■ THE EXERCISE: Reproduce every entry that follows word for word, but omit the images.
>> BEGIN THE DATA
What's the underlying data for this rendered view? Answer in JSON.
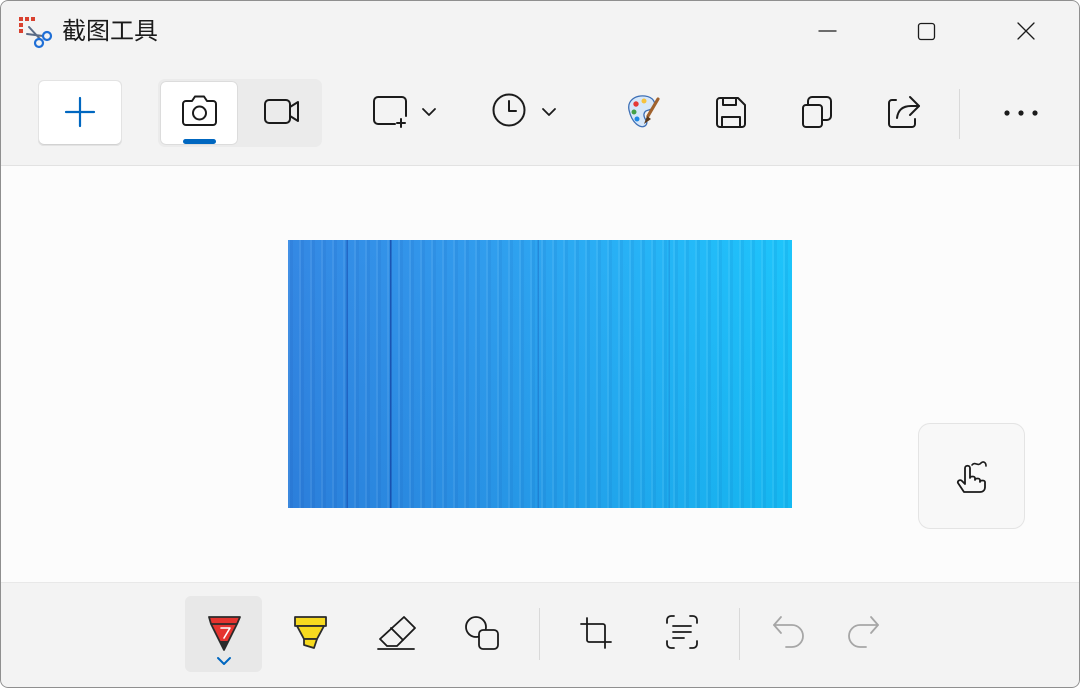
{
  "window": {
    "title": "截图工具",
    "app_icon": "snipping-tool-icon",
    "minimize_icon": "minimize-icon",
    "maximize_icon": "maximize-icon",
    "close_icon": "close-icon"
  },
  "toolbar": {
    "new_icon": "plus-icon",
    "capture_modes": [
      {
        "icon": "camera-icon",
        "selected": true
      },
      {
        "icon": "video-camera-icon",
        "selected": false
      }
    ],
    "snip_shape": {
      "icon": "rectangle-snip-icon",
      "dropdown_icon": "chevron-down-icon"
    },
    "delay": {
      "icon": "clock-icon",
      "dropdown_icon": "chevron-down-icon"
    },
    "actions": [
      {
        "icon": "paint-palette-icon"
      },
      {
        "icon": "save-icon"
      },
      {
        "icon": "copy-icon"
      },
      {
        "icon": "share-icon"
      }
    ],
    "more_icon": "more-dots-icon"
  },
  "canvas": {
    "touch_writing_icon": "touch-writing-hand-icon"
  },
  "markup_toolbar": {
    "tools": [
      {
        "icon": "ballpoint-pen-icon",
        "selected": true,
        "dropdown_icon": "chevron-down-icon"
      },
      {
        "icon": "highlighter-icon",
        "selected": false
      },
      {
        "icon": "eraser-icon",
        "selected": false
      },
      {
        "icon": "shapes-icon",
        "selected": false
      }
    ],
    "crop_icon": "crop-icon",
    "text_actions_icon": "text-actions-icon",
    "undo": {
      "icon": "undo-icon",
      "disabled": true
    },
    "redo": {
      "icon": "redo-icon",
      "disabled": true
    }
  },
  "colors": {
    "accent": "#0067c0",
    "chrome": "#f3f3f3",
    "canvas": "#fcfcfc",
    "icon": "#1b1b1b",
    "disabled_icon": "#a6a6a6",
    "pen": "#e5342f",
    "highlighter": "#f7da1f",
    "image_left": "#2e85e3",
    "image_right": "#16c3fb"
  }
}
>> END THE DATA
■ WRITTEN ANSWER:
What's the underlying data for this rendered view? Answer in JSON.
{
  "window": {
    "title": "截图工具",
    "app_icon": "snipping-tool-icon",
    "minimize_icon": "minimize-icon",
    "maximize_icon": "maximize-icon",
    "close_icon": "close-icon"
  },
  "toolbar": {
    "new_icon": "plus-icon",
    "capture_modes": [
      {
        "icon": "camera-icon",
        "selected": true
      },
      {
        "icon": "video-camera-icon",
        "selected": false
      }
    ],
    "snip_shape": {
      "icon": "rectangle-snip-icon",
      "dropdown_icon": "chevron-down-icon"
    },
    "delay": {
      "icon": "clock-icon",
      "dropdown_icon": "chevron-down-icon"
    },
    "actions": [
      {
        "icon": "paint-palette-icon"
      },
      {
        "icon": "save-icon"
      },
      {
        "icon": "copy-icon"
      },
      {
        "icon": "share-icon"
      }
    ],
    "more_icon": "more-dots-icon"
  },
  "canvas": {
    "touch_writing_icon": "touch-writing-hand-icon"
  },
  "markup_toolbar": {
    "tools": [
      {
        "icon": "ballpoint-pen-icon",
        "selected": true,
        "dropdown_icon": "chevron-down-icon"
      },
      {
        "icon": "highlighter-icon",
        "selected": false
      },
      {
        "icon": "eraser-icon",
        "selected": false
      },
      {
        "icon": "shapes-icon",
        "selected": false
      }
    ],
    "crop_icon": "crop-icon",
    "text_actions_icon": "text-actions-icon",
    "undo": {
      "icon": "undo-icon",
      "disabled": true
    },
    "redo": {
      "icon": "redo-icon",
      "disabled": true
    }
  },
  "colors": {
    "accent": "#0067c0",
    "chrome": "#f3f3f3",
    "canvas": "#fcfcfc",
    "icon": "#1b1b1b",
    "disabled_icon": "#a6a6a6",
    "pen": "#e5342f",
    "highlighter": "#f7da1f",
    "image_left": "#2e85e3",
    "image_right": "#16c3fb"
  }
}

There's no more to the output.